• **TASK DIRECTIONS**
Pull out every line below containing the word "last".

[Dataset items]
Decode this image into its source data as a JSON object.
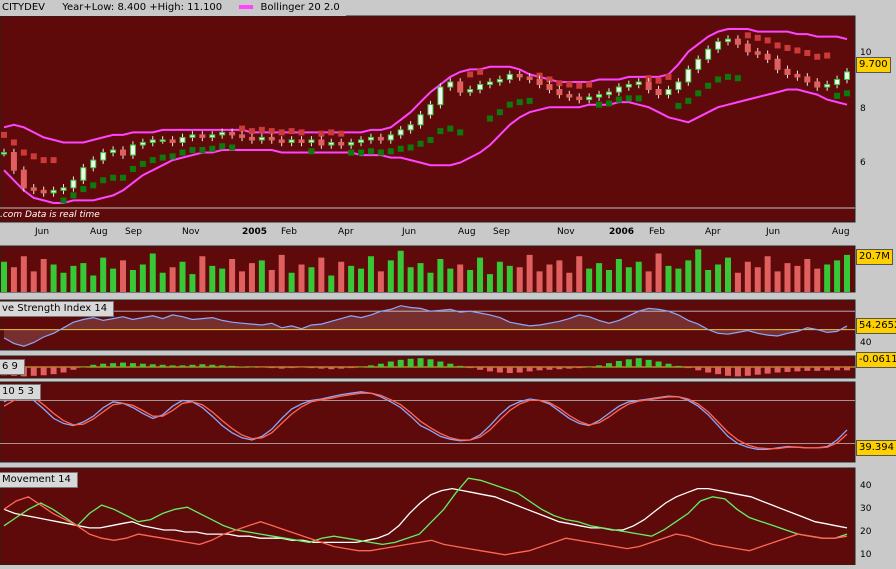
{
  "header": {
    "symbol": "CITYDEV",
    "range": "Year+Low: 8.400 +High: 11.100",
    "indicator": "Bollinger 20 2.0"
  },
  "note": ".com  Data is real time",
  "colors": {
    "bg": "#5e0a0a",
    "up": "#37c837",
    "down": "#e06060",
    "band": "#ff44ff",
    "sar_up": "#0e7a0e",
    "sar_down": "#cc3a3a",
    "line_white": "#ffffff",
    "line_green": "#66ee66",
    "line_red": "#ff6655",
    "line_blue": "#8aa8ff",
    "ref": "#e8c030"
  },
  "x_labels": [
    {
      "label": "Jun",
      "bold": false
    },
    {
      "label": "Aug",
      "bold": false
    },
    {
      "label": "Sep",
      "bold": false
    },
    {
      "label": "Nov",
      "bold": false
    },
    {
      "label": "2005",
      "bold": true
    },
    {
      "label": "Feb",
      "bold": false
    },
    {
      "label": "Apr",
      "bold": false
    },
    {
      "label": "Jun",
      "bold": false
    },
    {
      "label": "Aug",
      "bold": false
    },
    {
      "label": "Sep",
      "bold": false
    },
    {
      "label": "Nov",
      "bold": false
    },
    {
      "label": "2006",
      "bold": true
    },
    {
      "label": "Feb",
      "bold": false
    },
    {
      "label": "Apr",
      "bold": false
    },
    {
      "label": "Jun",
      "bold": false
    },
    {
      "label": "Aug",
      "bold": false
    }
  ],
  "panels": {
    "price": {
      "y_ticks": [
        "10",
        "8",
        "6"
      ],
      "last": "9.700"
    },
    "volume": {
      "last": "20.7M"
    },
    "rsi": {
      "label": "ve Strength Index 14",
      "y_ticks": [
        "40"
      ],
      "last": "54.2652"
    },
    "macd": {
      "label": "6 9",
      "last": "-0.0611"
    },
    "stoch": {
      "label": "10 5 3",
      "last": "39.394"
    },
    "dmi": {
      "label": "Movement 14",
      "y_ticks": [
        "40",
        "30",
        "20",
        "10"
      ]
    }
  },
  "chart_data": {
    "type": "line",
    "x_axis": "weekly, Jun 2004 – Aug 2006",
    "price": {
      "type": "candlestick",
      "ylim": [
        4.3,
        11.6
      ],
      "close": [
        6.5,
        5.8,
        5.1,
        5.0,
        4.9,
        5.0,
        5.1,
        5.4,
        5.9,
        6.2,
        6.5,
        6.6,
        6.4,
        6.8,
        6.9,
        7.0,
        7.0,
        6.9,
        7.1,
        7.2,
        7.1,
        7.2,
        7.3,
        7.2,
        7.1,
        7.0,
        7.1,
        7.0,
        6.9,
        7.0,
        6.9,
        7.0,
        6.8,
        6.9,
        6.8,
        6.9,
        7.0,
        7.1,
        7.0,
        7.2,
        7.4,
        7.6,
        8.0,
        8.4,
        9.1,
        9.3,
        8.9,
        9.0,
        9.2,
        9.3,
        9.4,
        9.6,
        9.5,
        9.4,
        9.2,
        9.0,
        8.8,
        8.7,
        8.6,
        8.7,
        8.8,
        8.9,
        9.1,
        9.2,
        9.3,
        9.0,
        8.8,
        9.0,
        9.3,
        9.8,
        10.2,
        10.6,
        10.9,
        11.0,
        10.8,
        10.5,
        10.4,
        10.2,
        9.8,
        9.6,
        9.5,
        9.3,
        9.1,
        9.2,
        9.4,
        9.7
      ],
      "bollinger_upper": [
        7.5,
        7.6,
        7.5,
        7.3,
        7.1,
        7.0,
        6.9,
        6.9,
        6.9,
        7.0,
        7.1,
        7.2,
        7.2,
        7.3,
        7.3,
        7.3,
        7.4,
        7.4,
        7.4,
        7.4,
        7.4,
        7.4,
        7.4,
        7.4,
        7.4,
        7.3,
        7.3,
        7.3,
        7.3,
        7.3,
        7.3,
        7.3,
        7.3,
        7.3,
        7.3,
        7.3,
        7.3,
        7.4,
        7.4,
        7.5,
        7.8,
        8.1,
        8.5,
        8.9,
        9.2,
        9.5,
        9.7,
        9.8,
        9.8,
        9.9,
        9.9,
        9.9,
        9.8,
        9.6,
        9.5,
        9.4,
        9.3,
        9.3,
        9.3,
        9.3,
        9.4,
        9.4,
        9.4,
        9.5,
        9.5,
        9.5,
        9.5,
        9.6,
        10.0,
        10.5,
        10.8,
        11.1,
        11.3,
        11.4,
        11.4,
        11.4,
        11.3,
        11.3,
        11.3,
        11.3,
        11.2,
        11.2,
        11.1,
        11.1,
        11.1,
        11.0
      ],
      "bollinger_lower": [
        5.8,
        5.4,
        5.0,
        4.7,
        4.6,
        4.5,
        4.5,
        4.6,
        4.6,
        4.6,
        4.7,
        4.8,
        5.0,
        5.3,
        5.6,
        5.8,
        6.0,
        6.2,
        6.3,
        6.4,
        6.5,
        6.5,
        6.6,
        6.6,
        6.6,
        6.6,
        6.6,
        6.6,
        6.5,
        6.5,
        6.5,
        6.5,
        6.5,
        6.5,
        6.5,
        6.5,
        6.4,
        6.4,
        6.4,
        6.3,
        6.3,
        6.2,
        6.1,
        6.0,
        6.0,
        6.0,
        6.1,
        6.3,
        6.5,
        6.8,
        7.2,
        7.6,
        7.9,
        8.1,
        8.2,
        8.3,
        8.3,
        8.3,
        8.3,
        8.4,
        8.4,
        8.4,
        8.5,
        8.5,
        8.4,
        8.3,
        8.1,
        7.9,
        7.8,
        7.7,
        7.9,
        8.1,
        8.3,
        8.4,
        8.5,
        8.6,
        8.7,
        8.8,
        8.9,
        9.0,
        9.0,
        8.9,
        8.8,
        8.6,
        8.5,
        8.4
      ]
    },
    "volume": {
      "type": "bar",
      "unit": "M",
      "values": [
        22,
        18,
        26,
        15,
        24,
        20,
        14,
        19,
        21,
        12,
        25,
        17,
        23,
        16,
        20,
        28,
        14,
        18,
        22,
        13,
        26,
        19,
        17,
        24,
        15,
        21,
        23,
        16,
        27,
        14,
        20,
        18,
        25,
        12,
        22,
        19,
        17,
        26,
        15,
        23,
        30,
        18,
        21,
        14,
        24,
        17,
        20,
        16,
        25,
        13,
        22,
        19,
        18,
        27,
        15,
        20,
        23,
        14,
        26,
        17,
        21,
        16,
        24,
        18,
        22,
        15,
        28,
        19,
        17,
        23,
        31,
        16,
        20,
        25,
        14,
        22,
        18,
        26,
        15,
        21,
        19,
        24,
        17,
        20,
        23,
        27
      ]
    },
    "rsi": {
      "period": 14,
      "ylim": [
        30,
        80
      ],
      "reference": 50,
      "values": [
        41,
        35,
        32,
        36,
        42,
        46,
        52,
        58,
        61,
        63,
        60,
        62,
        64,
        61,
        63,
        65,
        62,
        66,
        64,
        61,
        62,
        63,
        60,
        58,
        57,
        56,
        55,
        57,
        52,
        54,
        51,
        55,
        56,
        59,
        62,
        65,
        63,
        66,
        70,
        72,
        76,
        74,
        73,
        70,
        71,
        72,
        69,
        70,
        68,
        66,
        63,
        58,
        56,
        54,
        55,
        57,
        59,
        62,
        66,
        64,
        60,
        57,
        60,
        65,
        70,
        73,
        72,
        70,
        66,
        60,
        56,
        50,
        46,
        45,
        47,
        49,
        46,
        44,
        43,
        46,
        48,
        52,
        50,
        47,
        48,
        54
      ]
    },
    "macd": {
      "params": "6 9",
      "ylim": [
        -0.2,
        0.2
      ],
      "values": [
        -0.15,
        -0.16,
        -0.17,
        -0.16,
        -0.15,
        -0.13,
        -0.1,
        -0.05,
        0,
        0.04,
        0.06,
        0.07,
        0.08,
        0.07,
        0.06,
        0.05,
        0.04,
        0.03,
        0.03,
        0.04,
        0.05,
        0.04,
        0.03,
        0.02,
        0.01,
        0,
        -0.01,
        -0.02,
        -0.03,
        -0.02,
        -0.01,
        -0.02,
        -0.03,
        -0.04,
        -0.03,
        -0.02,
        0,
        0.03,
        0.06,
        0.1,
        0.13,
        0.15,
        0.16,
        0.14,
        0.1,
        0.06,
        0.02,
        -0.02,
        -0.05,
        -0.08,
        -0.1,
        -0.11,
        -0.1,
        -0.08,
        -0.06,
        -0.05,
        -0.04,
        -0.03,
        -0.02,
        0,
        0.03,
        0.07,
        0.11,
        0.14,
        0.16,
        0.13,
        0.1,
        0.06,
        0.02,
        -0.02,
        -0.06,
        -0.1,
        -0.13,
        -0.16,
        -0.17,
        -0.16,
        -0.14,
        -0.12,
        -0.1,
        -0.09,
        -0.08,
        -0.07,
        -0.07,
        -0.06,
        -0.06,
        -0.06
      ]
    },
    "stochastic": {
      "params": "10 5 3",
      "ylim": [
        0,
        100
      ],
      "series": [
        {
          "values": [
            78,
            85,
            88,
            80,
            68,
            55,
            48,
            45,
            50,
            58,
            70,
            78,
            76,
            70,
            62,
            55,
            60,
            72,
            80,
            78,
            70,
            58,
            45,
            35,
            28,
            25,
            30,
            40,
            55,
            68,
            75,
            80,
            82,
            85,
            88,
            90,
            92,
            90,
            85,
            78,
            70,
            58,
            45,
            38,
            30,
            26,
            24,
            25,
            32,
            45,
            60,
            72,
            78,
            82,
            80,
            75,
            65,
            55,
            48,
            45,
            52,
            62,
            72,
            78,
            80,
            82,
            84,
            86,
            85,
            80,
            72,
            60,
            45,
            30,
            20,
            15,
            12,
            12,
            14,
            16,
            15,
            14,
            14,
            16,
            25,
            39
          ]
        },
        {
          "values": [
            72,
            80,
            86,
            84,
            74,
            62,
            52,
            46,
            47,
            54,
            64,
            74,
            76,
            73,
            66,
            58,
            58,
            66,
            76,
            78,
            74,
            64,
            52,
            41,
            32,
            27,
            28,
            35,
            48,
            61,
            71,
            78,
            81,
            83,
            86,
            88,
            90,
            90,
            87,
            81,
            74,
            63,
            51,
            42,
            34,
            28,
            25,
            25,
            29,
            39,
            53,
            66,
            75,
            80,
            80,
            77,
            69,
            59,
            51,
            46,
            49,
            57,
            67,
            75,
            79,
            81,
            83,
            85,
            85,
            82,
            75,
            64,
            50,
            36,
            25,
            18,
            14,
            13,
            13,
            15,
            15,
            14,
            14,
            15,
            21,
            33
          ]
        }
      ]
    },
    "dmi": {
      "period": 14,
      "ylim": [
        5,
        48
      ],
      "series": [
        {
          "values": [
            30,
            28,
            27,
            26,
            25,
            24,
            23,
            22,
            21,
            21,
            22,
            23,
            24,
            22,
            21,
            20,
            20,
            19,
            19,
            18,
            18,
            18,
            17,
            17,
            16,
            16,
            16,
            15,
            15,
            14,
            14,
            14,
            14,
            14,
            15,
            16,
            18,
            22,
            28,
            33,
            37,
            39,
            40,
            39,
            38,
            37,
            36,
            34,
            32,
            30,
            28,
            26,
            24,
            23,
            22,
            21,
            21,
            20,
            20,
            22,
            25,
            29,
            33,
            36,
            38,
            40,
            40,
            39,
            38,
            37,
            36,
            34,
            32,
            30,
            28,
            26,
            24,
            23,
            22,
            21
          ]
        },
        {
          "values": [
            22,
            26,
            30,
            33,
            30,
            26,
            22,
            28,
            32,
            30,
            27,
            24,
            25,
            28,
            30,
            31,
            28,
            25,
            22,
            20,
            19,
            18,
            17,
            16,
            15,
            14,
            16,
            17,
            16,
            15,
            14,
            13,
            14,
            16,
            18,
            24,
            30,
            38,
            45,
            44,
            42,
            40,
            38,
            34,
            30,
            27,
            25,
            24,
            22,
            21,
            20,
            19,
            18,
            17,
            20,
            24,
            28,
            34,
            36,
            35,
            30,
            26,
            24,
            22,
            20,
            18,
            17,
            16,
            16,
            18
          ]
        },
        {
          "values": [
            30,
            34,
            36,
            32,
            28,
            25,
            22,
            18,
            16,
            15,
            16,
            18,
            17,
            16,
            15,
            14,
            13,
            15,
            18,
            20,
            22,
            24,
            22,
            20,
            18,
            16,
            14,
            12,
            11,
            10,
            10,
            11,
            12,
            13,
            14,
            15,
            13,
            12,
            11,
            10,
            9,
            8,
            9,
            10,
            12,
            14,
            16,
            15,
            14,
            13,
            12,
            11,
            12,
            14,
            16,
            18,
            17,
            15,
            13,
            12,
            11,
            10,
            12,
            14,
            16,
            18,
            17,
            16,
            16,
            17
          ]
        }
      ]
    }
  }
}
---
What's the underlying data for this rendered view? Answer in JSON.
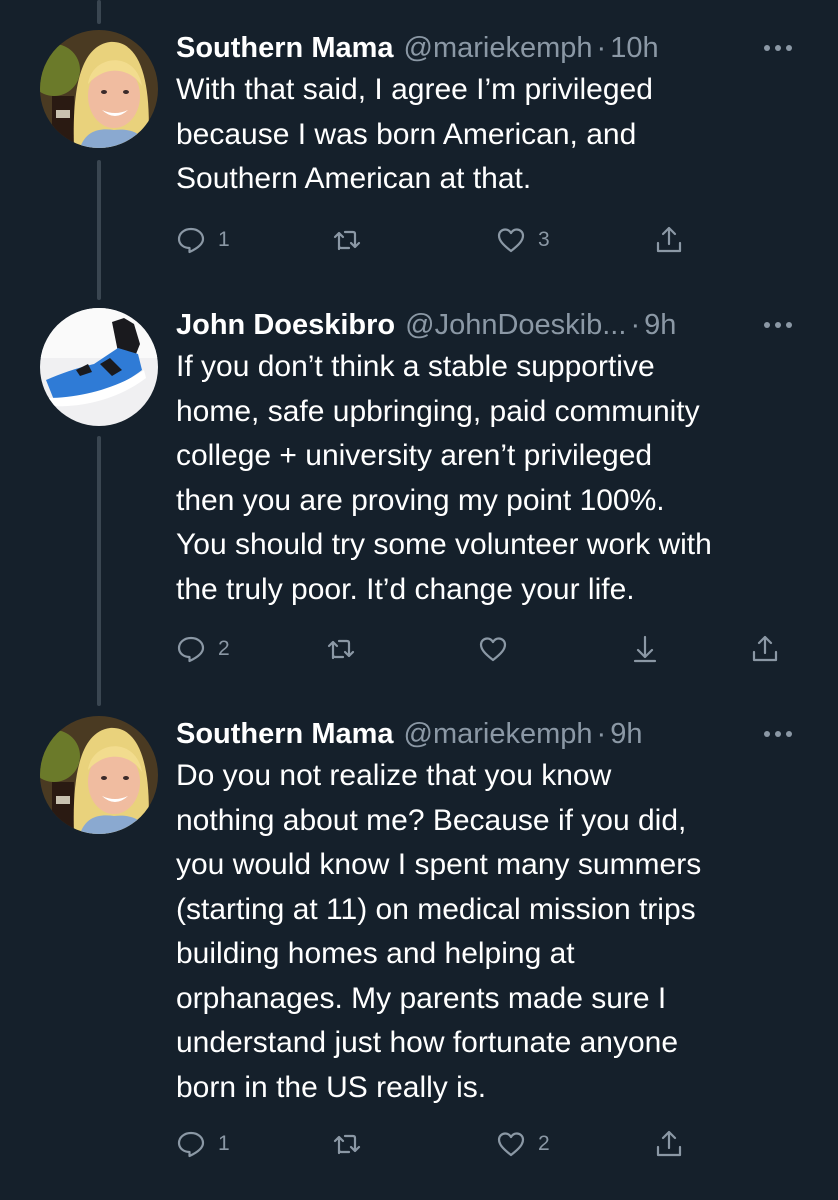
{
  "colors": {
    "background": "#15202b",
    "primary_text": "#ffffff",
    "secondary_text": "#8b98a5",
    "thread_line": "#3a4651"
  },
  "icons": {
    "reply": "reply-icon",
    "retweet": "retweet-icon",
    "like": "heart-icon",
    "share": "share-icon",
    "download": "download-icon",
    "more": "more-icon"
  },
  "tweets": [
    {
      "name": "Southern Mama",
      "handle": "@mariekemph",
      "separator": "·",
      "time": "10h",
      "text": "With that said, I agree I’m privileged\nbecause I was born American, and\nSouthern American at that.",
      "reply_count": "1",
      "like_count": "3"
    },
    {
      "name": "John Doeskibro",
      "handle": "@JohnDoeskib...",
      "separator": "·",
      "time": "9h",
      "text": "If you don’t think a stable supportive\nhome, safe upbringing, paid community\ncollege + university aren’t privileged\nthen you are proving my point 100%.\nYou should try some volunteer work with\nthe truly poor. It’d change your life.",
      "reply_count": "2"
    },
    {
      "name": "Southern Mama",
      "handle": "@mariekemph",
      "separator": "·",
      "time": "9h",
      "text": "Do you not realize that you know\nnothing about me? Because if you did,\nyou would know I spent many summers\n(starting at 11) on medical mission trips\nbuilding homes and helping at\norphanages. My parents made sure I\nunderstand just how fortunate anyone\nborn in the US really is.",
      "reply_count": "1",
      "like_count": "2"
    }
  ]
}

• **SOLUTION**
      "last": "9.700"
      "last": "20.7M"
      "last": "54.2652"
      "last": "-0.0611"
      "last": "39.394"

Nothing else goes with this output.